EXERCISE DESCRIPTION ▸ Below is some material; set it all down exactly, apart from the pictures.

(Extracted data entries)
►

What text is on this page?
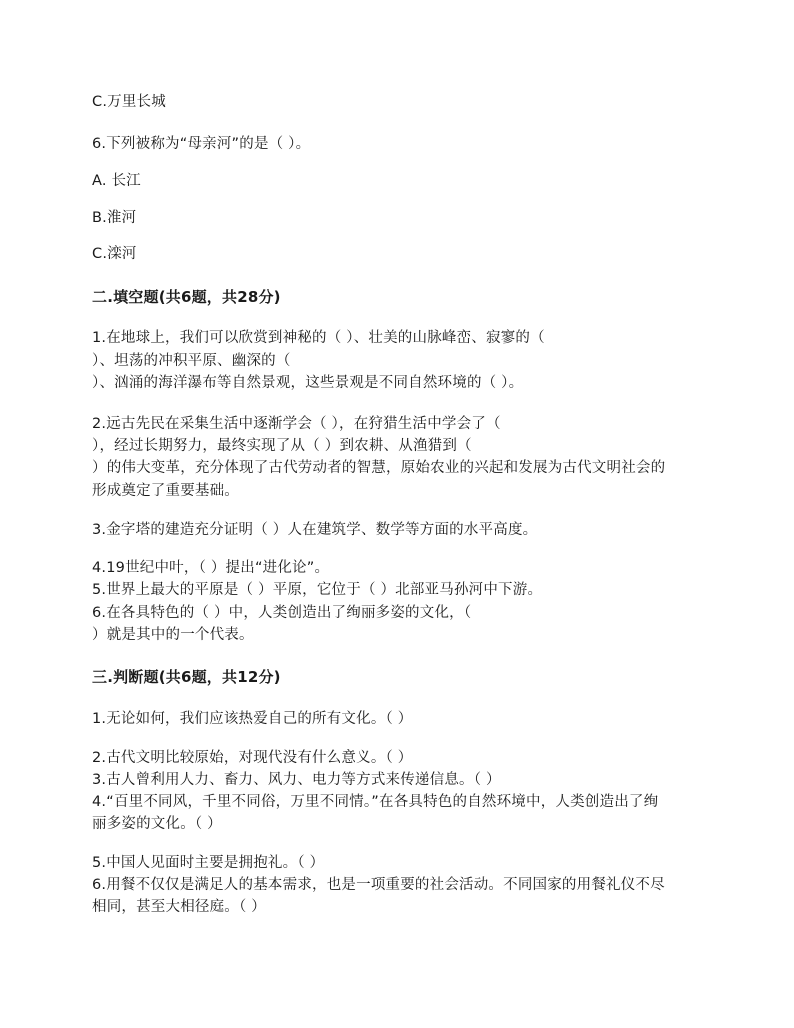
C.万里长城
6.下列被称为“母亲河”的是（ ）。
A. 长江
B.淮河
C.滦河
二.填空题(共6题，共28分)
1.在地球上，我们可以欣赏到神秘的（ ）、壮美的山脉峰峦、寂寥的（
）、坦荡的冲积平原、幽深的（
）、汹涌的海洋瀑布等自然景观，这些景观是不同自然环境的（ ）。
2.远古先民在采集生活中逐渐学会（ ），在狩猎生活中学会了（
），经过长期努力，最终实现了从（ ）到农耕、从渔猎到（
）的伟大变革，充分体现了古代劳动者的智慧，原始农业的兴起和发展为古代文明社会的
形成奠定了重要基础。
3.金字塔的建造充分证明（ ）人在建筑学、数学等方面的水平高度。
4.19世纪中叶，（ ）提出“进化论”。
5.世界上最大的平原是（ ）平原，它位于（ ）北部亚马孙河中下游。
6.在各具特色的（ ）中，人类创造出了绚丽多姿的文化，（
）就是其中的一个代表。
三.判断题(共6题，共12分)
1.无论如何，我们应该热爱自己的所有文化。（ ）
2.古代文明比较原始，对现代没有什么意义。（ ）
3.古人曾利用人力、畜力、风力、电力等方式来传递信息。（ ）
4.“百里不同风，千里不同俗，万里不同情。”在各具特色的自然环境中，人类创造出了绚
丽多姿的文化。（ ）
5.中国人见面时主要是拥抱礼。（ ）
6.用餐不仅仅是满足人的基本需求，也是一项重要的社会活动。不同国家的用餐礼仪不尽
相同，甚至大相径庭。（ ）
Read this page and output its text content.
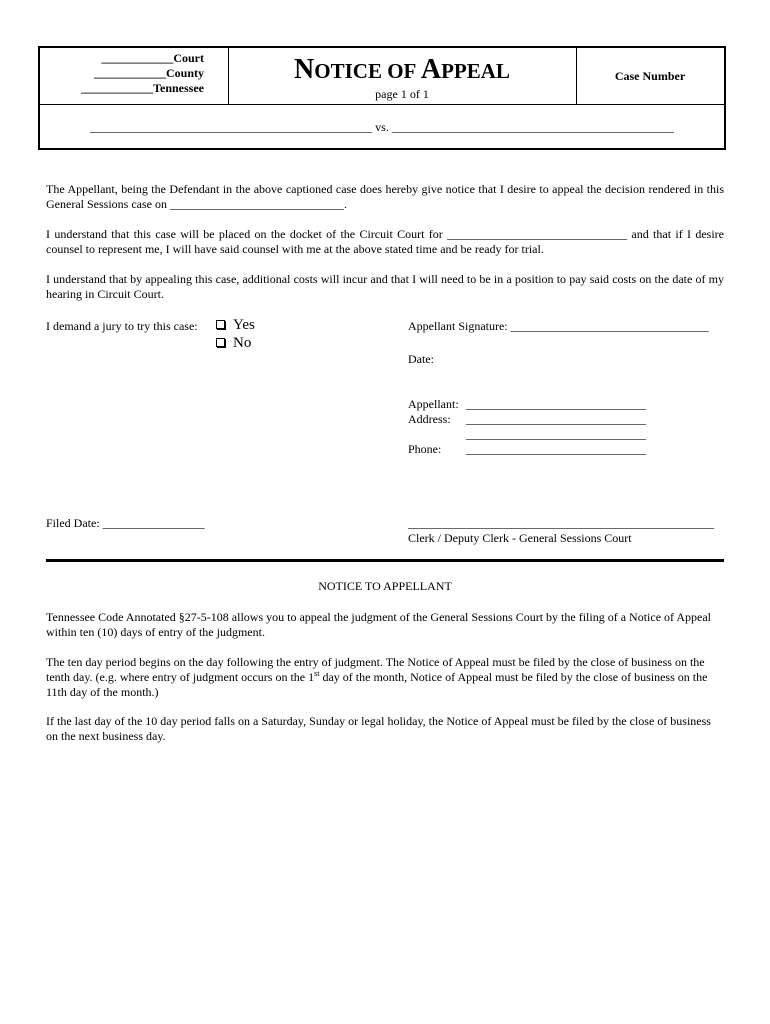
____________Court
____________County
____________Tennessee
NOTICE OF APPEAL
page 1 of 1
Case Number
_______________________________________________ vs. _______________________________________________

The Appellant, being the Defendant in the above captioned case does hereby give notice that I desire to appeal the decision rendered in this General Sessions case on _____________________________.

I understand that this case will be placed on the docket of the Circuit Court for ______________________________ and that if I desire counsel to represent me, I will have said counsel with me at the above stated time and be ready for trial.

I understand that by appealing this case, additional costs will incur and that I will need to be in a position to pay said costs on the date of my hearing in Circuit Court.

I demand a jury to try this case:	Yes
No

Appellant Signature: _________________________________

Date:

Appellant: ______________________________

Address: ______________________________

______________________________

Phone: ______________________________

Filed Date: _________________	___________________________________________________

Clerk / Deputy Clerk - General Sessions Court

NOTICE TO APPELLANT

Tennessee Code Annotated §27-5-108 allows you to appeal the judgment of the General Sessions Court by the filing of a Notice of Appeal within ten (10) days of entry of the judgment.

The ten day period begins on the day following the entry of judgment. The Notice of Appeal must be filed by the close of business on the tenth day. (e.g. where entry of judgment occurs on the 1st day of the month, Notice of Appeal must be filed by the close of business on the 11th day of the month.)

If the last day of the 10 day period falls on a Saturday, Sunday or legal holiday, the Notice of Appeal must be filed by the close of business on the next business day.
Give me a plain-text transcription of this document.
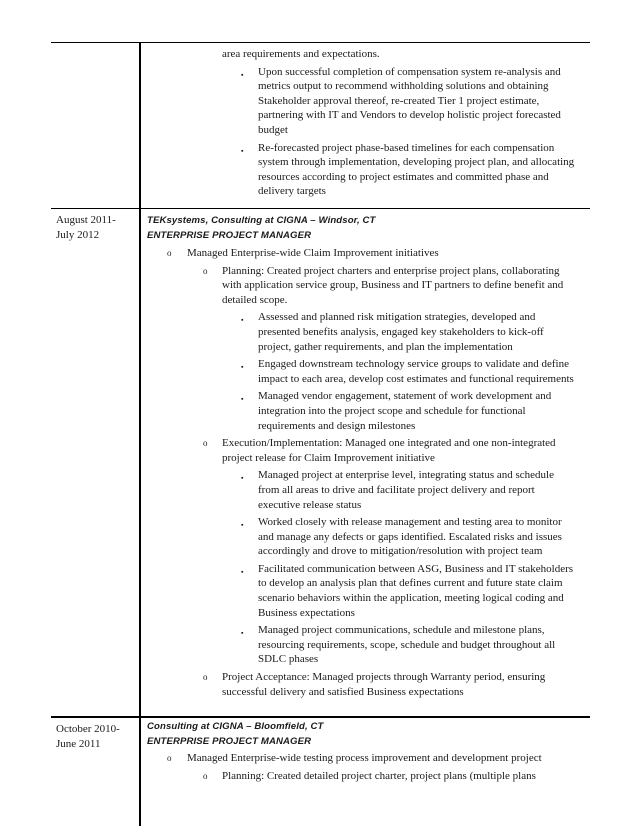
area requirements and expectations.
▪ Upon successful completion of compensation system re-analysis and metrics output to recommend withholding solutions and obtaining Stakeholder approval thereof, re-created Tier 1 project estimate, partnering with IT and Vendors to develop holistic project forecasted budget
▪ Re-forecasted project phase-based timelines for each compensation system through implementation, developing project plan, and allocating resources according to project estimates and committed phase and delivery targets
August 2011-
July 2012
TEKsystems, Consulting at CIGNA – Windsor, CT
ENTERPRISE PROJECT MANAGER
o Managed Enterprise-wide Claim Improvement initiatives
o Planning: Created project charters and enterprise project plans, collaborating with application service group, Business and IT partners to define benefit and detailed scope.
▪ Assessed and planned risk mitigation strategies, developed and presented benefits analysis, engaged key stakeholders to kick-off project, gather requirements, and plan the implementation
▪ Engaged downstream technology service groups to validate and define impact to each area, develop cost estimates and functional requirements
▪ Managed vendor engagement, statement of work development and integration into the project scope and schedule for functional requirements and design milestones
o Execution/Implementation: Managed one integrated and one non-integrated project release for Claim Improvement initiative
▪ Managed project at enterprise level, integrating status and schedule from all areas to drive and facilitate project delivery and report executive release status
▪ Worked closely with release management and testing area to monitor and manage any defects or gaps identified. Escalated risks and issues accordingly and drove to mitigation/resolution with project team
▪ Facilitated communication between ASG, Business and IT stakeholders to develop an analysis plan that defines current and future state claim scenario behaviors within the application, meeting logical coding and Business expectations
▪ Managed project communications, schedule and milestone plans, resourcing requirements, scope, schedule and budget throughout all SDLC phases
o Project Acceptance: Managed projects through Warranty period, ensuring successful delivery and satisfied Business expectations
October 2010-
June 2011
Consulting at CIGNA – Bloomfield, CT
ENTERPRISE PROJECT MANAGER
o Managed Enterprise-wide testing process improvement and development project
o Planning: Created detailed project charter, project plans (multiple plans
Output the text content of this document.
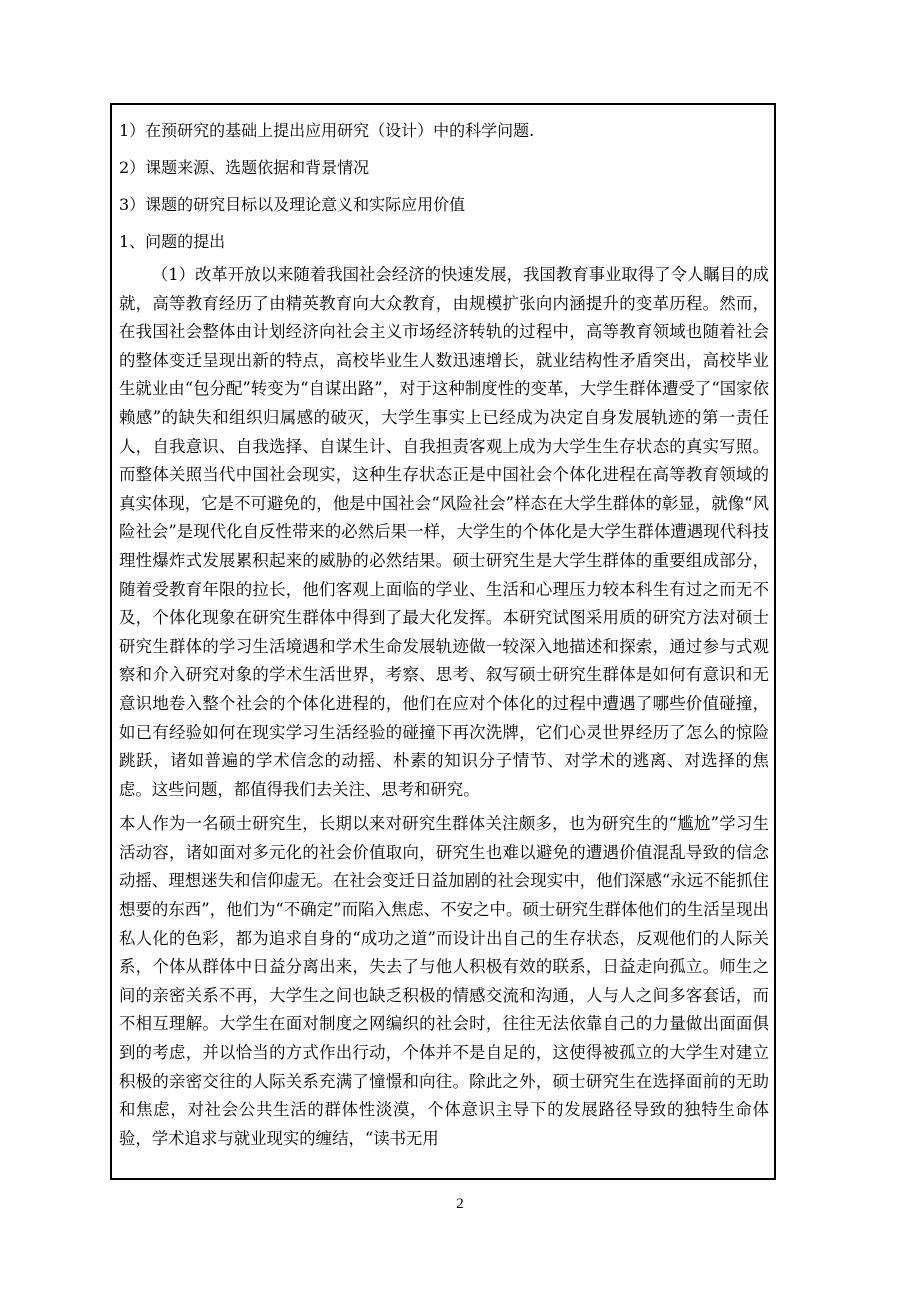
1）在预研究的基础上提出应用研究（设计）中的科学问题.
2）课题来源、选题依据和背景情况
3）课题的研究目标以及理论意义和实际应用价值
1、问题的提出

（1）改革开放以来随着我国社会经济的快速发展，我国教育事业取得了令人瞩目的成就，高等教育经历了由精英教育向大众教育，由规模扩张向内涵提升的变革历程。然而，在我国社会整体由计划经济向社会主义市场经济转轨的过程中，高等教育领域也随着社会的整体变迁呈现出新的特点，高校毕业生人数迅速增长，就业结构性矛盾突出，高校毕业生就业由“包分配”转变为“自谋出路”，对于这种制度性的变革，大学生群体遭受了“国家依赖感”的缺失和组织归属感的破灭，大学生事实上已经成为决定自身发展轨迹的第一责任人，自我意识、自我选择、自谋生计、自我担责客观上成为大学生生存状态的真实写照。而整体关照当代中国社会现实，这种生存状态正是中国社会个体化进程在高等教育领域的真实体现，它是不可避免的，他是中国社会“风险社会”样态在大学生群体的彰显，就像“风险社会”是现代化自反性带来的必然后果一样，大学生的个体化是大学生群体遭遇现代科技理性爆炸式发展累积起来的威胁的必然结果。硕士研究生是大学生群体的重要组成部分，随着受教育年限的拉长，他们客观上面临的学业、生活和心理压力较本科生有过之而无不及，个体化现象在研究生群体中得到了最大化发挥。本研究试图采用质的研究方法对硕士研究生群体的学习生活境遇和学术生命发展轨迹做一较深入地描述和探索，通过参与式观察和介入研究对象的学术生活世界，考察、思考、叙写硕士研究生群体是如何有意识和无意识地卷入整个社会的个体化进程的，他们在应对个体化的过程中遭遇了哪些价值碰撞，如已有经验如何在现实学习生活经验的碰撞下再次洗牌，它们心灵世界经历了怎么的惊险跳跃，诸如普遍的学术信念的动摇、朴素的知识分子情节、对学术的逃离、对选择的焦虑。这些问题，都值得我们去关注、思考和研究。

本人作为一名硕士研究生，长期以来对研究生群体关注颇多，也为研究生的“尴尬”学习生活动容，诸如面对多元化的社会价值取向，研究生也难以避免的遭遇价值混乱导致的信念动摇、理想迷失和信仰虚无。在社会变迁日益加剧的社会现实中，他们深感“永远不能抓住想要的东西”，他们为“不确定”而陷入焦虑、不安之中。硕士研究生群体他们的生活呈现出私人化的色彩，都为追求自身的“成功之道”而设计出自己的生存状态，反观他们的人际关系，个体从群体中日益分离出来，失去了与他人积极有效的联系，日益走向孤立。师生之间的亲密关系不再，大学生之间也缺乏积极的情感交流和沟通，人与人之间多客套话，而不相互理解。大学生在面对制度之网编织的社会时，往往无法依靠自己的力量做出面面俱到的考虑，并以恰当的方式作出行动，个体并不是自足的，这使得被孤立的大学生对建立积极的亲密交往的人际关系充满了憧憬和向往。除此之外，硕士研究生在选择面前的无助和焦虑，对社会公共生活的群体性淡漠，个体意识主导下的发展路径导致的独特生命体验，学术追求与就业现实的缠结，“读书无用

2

◄

RIGHT ANSWER ▸
What text is on this page?
C.万里长城
6.下列被称为“母亲河”的是（ ）。
A. 长江
B.淮河
C.滦河
二.填空题(共6题，共28分)
1.在地球上，我们可以欣赏到神秘的（ ）、壮美的山脉峰峦、寂寥的（
）、坦荡的冲积平原、幽深的（
）、汹涌的海洋瀑布等自然景观，这些景观是不同自然环境的（ ）。
2.远古先民在采集生活中逐渐学会（ ），在狩猎生活中学会了（
），经过长期努力，最终实现了从（ ）到农耕、从渔猎到（
）的伟大变革，充分体现了古代劳动者的智慧，原始农业的兴起和发展为古代文明社会的
形成奠定了重要基础。
3.金字塔的建造充分证明（ ）人在建筑学、数学等方面的水平高度。
4.19世纪中叶，（ ）提出“进化论”。
5.世界上最大的平原是（ ）平原，它位于（ ）北部亚马孙河中下游。
6.在各具特色的（ ）中，人类创造出了绚丽多姿的文化，（
）就是其中的一个代表。
三.判断题(共6题，共12分)
1.无论如何，我们应该热爱自己的所有文化。（ ）
2.古代文明比较原始，对现代没有什么意义。（ ）
3.古人曾利用人力、畜力、风力、电力等方式来传递信息。（ ）
4.“百里不同风，千里不同俗，万里不同情。”在各具特色的自然环境中，人类创造出了绚
丽多姿的文化。（ ）
5.中国人见面时主要是拥抱礼。（ ）
6.用餐不仅仅是满足人的基本需求，也是一项重要的社会活动。不同国家的用餐礼仪不尽
相同，甚至大相径庭。（ ）
Read this page and output its text content.
____________Court
____________County
____________Tennessee
NOTICE OF APPEAL
page 1 of 1
Case Number
_______________________________________________ vs. _______________________________________________

The Appellant, being the Defendant in the above captioned case does hereby give notice that I desire to appeal the decision rendered in this General Sessions case on _____________________________.

I understand that this case will be placed on the docket of the Circuit Court for ______________________________ and that if I desire counsel to represent me, I will have said counsel with me at the above stated time and be ready for trial.

I understand that by appealing this case, additional costs will incur and that I will need to be in a position to pay said costs on the date of my hearing in Circuit Court.

I demand a jury to try this case:	Yes
No

Appellant Signature: _________________________________

Date:

Appellant: ______________________________

Address: ______________________________

______________________________

Phone: ______________________________

Filed Date: _________________	___________________________________________________

Clerk / Deputy Clerk - General Sessions Court

NOTICE TO APPELLANT

Tennessee Code Annotated §27-5-108 allows you to appeal the judgment of the General Sessions Court by the filing of a Notice of Appeal within ten (10) days of entry of the judgment.

The ten day period begins on the day following the entry of judgment. The Notice of Appeal must be filed by the close of business on the tenth day. (e.g. where entry of judgment occurs on the 1st day of the month, Notice of Appeal must be filed by the close of business on the 11th day of the month.)

If the last day of the 10 day period falls on a Saturday, Sunday or legal holiday, the Notice of Appeal must be filed by the close of business on the next business day.
Give me a plain-text transcription of this document.
area requirements and expectations.
▪ Upon successful completion of compensation system re-analysis and metrics output to recommend withholding solutions and obtaining Stakeholder approval thereof, re-created Tier 1 project estimate, partnering with IT and Vendors to develop holistic project forecasted budget
▪ Re-forecasted project phase-based timelines for each compensation system through implementation, developing project plan, and allocating resources according to project estimates and committed phase and delivery targets
August 2011-
July 2012
TEKsystems, Consulting at CIGNA – Windsor, CT
ENTERPRISE PROJECT MANAGER
o Managed Enterprise-wide Claim Improvement initiatives
o Planning: Created project charters and enterprise project plans, collaborating with application service group, Business and IT partners to define benefit and detailed scope.
▪ Assessed and planned risk mitigation strategies, developed and presented benefits analysis, engaged key stakeholders to kick-off project, gather requirements, and plan the implementation
▪ Engaged downstream technology service groups to validate and define impact to each area, develop cost estimates and functional requirements
▪ Managed vendor engagement, statement of work development and integration into the project scope and schedule for functional requirements and design milestones
o Execution/Implementation: Managed one integrated and one non-integrated project release for Claim Improvement initiative
▪ Managed project at enterprise level, integrating status and schedule from all areas to drive and facilitate project delivery and report executive release status
▪ Worked closely with release management and testing area to monitor and manage any defects or gaps identified. Escalated risks and issues accordingly and drove to mitigation/resolution with project team
▪ Facilitated communication between ASG, Business and IT stakeholders to develop an analysis plan that defines current and future state claim scenario behaviors within the application, meeting logical coding and Business expectations
▪ Managed project communications, schedule and milestone plans, resourcing requirements, scope, schedule and budget throughout all SDLC phases
o Project Acceptance: Managed projects through Warranty period, ensuring successful delivery and satisfied Business expectations
October 2010-
June 2011
Consulting at CIGNA – Bloomfield, CT
ENTERPRISE PROJECT MANAGER
o Managed Enterprise-wide testing process improvement and development project
o Planning: Created detailed project charter, project plans (multiple plans
Output the text content of this document.
1）在预研究的基础上提出应用研究（设计）中的科学问题.
2）课题来源、选题依据和背景情况
3）课题的研究目标以及理论意义和实际应用价值
1、问题的提出

（1）改革开放以来随着我国社会经济的快速发展，我国教育事业取得了令人瞩目的成就，高等教育经历了由精英教育向大众教育，由规模扩张向内涵提升的变革历程。然而，在我国社会整体由计划经济向社会主义市场经济转轨的过程中，高等教育领域也随着社会的整体变迁呈现出新的特点，高校毕业生人数迅速增长，就业结构性矛盾突出，高校毕业生就业由“包分配”转变为“自谋出路”，对于这种制度性的变革，大学生群体遭受了“国家依赖感”的缺失和组织归属感的破灭，大学生事实上已经成为决定自身发展轨迹的第一责任人，自我意识、自我选择、自谋生计、自我担责客观上成为大学生生存状态的真实写照。而整体关照当代中国社会现实，这种生存状态正是中国社会个体化进程在高等教育领域的真实体现，它是不可避免的，他是中国社会“风险社会”样态在大学生群体的彰显，就像“风险社会”是现代化自反性带来的必然后果一样，大学生的个体化是大学生群体遭遇现代科技理性爆炸式发展累积起来的威胁的必然结果。硕士研究生是大学生群体的重要组成部分，随着受教育年限的拉长，他们客观上面临的学业、生活和心理压力较本科生有过之而无不及，个体化现象在研究生群体中得到了最大化发挥。本研究试图采用质的研究方法对硕士研究生群体的学习生活境遇和学术生命发展轨迹做一较深入地描述和探索，通过参与式观察和介入研究对象的学术生活世界，考察、思考、叙写硕士研究生群体是如何有意识和无意识地卷入整个社会的个体化进程的，他们在应对个体化的过程中遭遇了哪些价值碰撞，如已有经验如何在现实学习生活经验的碰撞下再次洗牌，它们心灵世界经历了怎么的惊险跳跃，诸如普遍的学术信念的动摇、朴素的知识分子情节、对学术的逃离、对选择的焦虑。这些问题，都值得我们去关注、思考和研究。

本人作为一名硕士研究生，长期以来对研究生群体关注颇多，也为研究生的“尴尬”学习生活动容，诸如面对多元化的社会价值取向，研究生也难以避免的遭遇价值混乱导致的信念动摇、理想迷失和信仰虚无。在社会变迁日益加剧的社会现实中，他们深感“永远不能抓住想要的东西”，他们为“不确定”而陷入焦虑、不安之中。硕士研究生群体他们的生活呈现出私人化的色彩，都为追求自身的“成功之道”而设计出自己的生存状态，反观他们的人际关系，个体从群体中日益分离出来，失去了与他人积极有效的联系，日益走向孤立。师生之间的亲密关系不再，大学生之间也缺乏积极的情感交流和沟通，人与人之间多客套话，而不相互理解。大学生在面对制度之网编织的社会时，往往无法依靠自己的力量做出面面俱到的考虑，并以恰当的方式作出行动，个体并不是自足的，这使得被孤立的大学生对建立积极的亲密交往的人际关系充满了憧憬和向往。除此之外，硕士研究生在选择面前的无助和焦虑，对社会公共生活的群体性淡漠，个体意识主导下的发展路径导致的独特生命体验，学术追求与就业现实的缠结，“读书无用

2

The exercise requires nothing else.